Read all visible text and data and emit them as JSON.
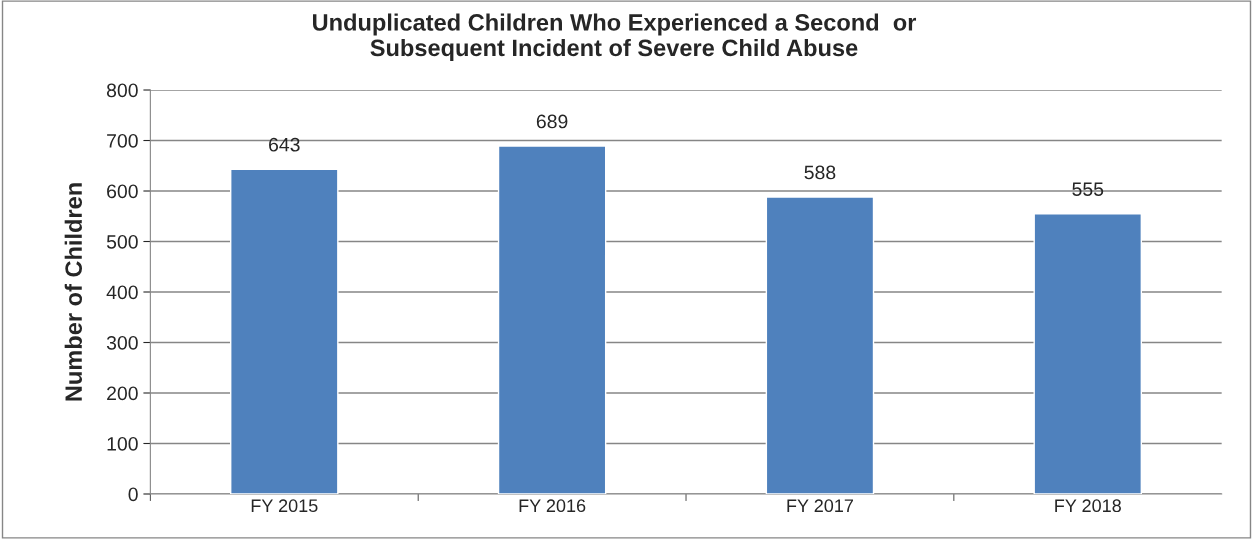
{
  "chart_data": {
    "type": "bar",
    "title": "Unduplicated Children Who Experienced a Second  or\nSubsequent Incident of Severe Child Abuse",
    "ylabel": "Number of Children",
    "categories": [
      "FY 2015",
      "FY 2016",
      "FY 2017",
      "FY 2018"
    ],
    "values": [
      643,
      689,
      588,
      555
    ],
    "color": "#4f81bd",
    "ylim": [
      0,
      800
    ],
    "yticks": [
      0,
      100,
      200,
      300,
      400,
      500,
      600,
      700,
      800
    ],
    "grid": "y",
    "data_labels": true
  }
}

__WHAT TO PRODUCE__
Pictures are excluded; copy all other data exactly as shown.

__ANSWER TO THE TASK__
Read all visible text and data and emit them as JSON.
{
  "chart_data": {
    "type": "bar",
    "title": "Unduplicated Children Who Experienced a Second  or\nSubsequent Incident of Severe Child Abuse",
    "ylabel": "Number of Children",
    "categories": [
      "FY 2015",
      "FY 2016",
      "FY 2017",
      "FY 2018"
    ],
    "values": [
      643,
      689,
      588,
      555
    ],
    "color": "#4f81bd",
    "ylim": [
      0,
      800
    ],
    "yticks": [
      0,
      100,
      200,
      300,
      400,
      500,
      600,
      700,
      800
    ],
    "grid": "y",
    "data_labels": true
  }
}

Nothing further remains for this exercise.